TASK OBJECTIVE: Each line that holds the word "cada" is to be identified and copied.

RECORDED DATA:
— START —

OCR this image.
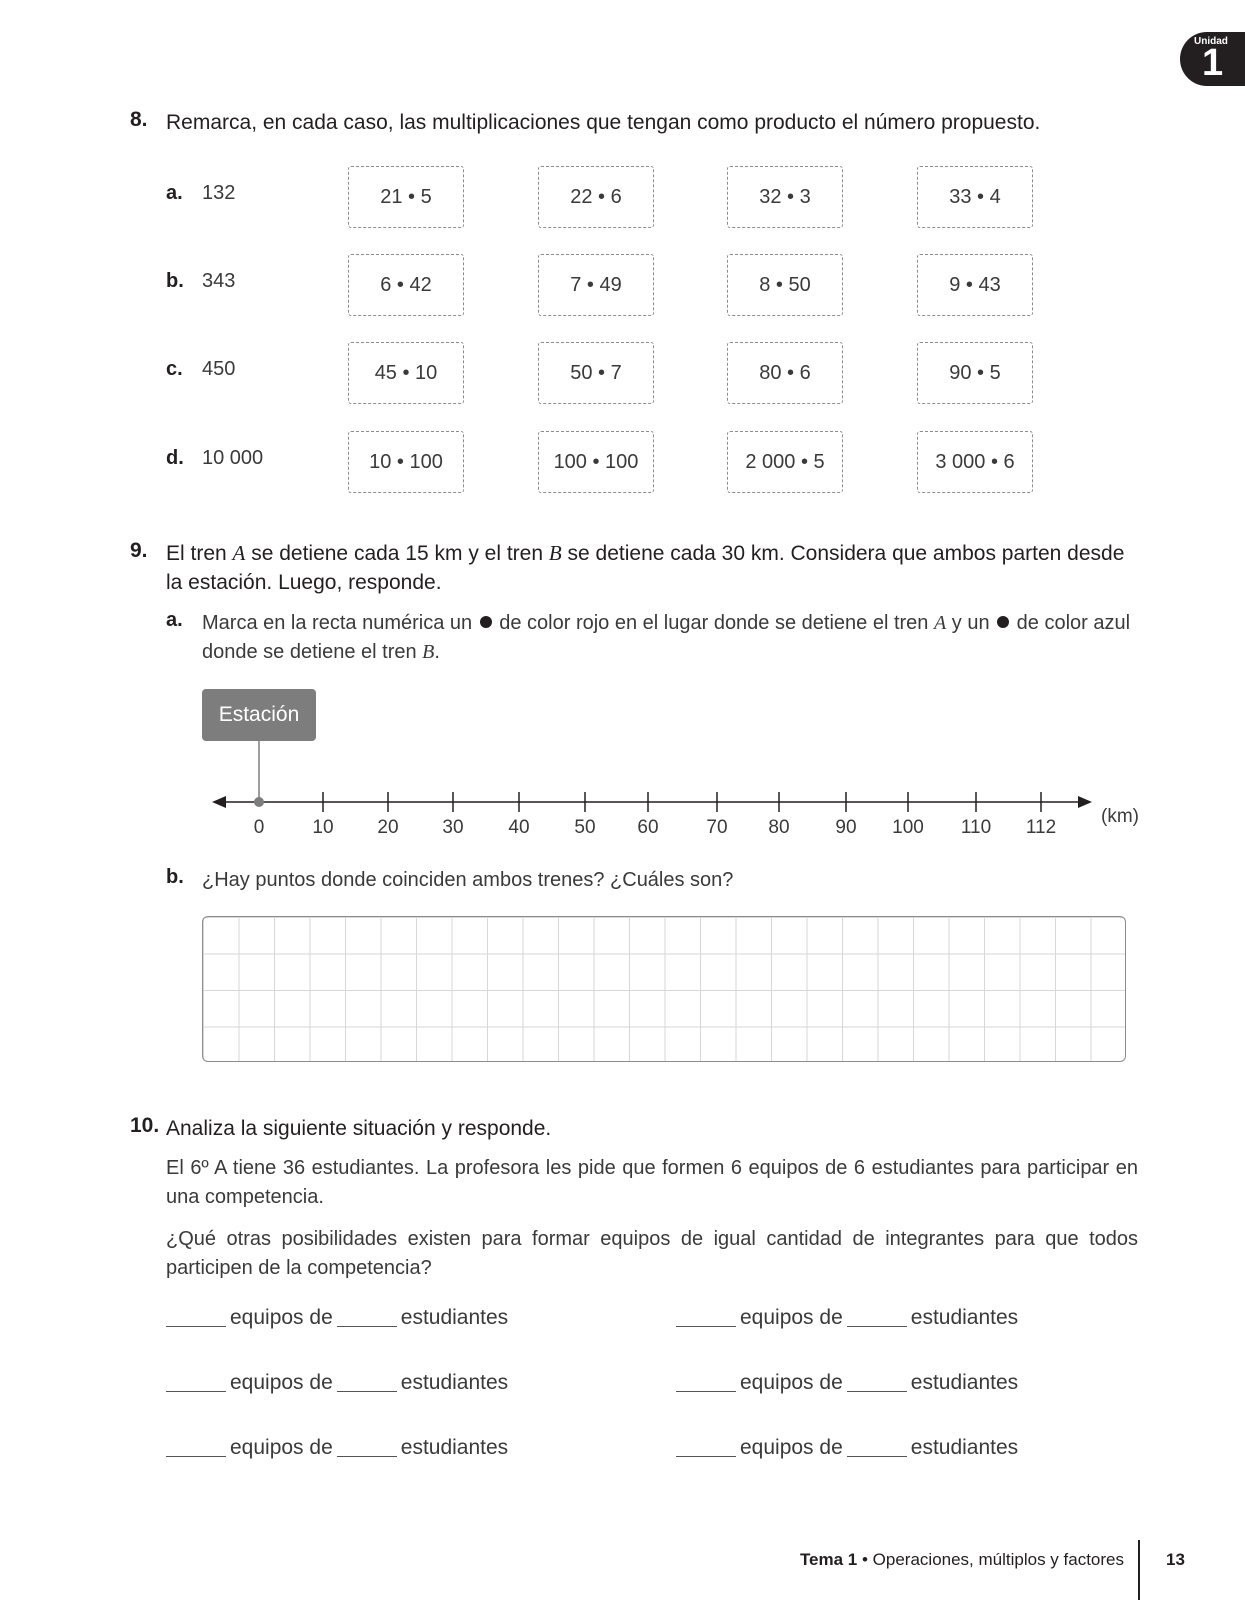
Unidad
1
8. Remarca, en cada caso, las multiplicaciones que tengan como producto el número propuesto.
a. 132	21 • 5	22 • 6	32 • 3	33 • 4
b. 343	6 • 42	7 • 49	8 • 50	9 • 43
c. 450	45 • 10	50 • 7	80 • 6	90 • 5
d. 10 000	10 • 100	100 • 100	2 000 • 5	3 000 • 6
9. El tren A se detiene cada 15 km y el tren B se detiene cada 30 km. Considera que ambos parten desde la estación. Luego, responde.
a. Marca en la recta numérica un  de color rojo en el lugar donde se detiene el tren A y un  de color azul donde se detiene el tren B.
Estación
0	10 20 30 40 50 60	70 80 90 100 110 112
(km)
b. ¿Hay puntos donde coinciden ambos trenes? ¿Cuáles son?
10. Analiza la siguiente situación y responde.
El 6º A tiene 36 estudiantes. La profesora les pide que formen 6 equipos de 6 estudiantes para participar en una competencia.
¿Qué otras posibilidades existen para formar equipos de igual cantidad de integrantes para que todos participen de la competencia?
equipos de	estudiantes	equipos de	estudiantes
equipos de	estudiantes	equipos de	estudiantes
equipos de	estudiantes	equipos de	estudiantes
Tema 1 • Operaciones, múltiplos y factores 13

— END —

EXERCISE ANSWER:
8. Remarca, en cada caso, las multiplicaciones que tengan como producto el número propuesto.
9. El tren A se detiene cada 15 km y el tren B se detiene cada 30 km. Considera que ambos parten desde la estación. Luego, responde.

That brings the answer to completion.